(Source data)
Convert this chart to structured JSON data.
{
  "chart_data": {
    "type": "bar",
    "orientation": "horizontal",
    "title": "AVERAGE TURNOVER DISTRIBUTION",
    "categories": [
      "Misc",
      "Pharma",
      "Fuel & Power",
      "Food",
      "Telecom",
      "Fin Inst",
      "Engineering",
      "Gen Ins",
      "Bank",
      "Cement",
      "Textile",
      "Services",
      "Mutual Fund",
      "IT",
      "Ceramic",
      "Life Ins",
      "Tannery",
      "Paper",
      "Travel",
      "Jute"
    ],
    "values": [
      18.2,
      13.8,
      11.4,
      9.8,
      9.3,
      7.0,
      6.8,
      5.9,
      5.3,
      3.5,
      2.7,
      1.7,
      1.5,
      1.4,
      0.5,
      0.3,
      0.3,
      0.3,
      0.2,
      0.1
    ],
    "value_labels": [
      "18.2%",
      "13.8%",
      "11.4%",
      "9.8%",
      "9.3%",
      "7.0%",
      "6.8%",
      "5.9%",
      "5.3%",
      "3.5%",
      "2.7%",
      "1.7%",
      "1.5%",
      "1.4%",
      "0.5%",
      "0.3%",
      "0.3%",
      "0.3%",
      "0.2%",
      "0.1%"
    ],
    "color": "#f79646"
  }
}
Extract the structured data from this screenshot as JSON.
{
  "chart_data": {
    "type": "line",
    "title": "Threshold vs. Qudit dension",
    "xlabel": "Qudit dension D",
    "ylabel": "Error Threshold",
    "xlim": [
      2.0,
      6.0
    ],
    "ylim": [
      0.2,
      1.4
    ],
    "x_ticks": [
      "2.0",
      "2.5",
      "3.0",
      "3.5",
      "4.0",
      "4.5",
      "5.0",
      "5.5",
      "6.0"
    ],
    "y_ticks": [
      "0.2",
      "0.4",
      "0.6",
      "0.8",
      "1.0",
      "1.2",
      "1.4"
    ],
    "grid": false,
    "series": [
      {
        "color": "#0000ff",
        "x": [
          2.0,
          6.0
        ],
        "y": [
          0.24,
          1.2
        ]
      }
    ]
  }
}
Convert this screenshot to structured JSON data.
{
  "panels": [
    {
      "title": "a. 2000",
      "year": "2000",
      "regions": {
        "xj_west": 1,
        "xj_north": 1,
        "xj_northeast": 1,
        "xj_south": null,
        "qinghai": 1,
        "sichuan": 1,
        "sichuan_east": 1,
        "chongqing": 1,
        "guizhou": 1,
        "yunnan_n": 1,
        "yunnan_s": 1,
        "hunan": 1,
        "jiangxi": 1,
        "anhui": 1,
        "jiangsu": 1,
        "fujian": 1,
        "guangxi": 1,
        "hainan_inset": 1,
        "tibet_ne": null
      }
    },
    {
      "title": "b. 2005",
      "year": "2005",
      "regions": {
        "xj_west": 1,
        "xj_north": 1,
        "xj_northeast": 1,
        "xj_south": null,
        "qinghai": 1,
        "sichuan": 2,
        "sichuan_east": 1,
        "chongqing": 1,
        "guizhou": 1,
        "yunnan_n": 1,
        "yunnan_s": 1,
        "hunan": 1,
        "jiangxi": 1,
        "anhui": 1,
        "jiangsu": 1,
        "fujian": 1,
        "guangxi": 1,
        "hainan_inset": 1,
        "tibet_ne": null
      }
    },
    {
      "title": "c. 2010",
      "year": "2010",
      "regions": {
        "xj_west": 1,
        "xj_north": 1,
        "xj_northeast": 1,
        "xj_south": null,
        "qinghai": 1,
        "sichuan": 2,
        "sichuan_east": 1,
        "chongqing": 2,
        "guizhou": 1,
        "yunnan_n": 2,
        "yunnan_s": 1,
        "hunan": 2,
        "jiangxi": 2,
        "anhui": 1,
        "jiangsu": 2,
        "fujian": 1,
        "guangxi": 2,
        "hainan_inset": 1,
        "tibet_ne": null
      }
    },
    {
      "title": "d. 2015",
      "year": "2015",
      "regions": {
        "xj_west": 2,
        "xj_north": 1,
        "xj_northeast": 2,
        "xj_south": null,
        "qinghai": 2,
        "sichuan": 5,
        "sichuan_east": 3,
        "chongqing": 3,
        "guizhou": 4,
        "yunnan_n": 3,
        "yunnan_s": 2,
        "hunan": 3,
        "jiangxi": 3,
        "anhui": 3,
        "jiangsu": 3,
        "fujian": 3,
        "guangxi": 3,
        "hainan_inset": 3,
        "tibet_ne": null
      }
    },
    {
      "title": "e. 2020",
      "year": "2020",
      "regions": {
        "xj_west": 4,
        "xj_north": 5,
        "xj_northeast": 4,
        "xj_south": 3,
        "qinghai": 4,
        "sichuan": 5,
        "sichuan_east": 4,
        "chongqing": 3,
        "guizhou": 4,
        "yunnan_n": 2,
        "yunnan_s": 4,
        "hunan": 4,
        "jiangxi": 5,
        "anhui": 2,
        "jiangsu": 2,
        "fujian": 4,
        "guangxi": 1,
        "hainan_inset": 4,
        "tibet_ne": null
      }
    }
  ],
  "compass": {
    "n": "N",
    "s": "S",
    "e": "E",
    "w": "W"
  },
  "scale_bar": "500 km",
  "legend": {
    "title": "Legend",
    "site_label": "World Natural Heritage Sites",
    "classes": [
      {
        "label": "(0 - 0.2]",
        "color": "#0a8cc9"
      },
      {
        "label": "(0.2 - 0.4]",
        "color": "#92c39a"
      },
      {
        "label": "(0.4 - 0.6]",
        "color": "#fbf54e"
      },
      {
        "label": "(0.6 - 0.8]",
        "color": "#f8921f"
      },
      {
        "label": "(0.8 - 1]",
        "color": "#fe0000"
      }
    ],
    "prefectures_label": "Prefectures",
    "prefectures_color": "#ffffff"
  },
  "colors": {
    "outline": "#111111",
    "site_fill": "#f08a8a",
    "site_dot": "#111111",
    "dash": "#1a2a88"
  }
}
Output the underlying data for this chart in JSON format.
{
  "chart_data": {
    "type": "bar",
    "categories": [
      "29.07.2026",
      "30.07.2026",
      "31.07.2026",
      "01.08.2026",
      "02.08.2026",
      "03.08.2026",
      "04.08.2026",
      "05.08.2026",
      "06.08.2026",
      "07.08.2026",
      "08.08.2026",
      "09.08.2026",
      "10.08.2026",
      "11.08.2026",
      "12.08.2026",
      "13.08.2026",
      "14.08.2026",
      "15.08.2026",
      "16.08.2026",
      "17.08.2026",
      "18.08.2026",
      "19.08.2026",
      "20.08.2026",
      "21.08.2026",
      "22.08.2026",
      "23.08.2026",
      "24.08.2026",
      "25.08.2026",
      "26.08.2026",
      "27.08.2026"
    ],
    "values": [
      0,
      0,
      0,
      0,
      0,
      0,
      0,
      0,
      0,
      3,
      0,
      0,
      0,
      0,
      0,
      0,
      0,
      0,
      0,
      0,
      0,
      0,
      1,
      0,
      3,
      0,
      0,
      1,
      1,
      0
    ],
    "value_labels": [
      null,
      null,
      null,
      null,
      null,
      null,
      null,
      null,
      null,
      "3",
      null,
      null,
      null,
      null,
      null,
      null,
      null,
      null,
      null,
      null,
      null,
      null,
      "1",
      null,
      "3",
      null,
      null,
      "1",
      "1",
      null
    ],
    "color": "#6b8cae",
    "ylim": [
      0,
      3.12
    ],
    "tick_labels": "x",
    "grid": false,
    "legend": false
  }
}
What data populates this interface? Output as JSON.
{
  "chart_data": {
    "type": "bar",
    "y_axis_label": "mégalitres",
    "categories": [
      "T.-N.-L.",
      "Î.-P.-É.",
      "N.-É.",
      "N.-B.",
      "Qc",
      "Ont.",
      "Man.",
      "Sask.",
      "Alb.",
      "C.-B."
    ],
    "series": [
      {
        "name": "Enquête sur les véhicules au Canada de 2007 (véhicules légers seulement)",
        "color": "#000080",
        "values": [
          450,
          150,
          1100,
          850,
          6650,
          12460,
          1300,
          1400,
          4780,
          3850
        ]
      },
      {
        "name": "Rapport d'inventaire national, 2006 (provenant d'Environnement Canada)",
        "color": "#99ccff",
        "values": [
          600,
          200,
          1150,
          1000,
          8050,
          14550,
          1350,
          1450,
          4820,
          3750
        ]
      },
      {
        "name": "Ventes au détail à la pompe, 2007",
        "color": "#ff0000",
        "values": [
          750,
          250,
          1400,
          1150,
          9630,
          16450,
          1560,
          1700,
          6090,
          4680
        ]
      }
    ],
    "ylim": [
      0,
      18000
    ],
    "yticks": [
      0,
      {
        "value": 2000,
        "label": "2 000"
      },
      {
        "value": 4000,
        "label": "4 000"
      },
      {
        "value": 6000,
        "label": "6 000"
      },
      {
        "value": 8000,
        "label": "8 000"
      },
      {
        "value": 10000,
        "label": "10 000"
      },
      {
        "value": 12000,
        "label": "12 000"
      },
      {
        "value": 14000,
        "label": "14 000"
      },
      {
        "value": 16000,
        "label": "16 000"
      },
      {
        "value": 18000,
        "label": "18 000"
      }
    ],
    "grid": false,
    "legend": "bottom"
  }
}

Set problem:
Tell how many lines include "Canada". The number is the whole answer.

Result for this task:
2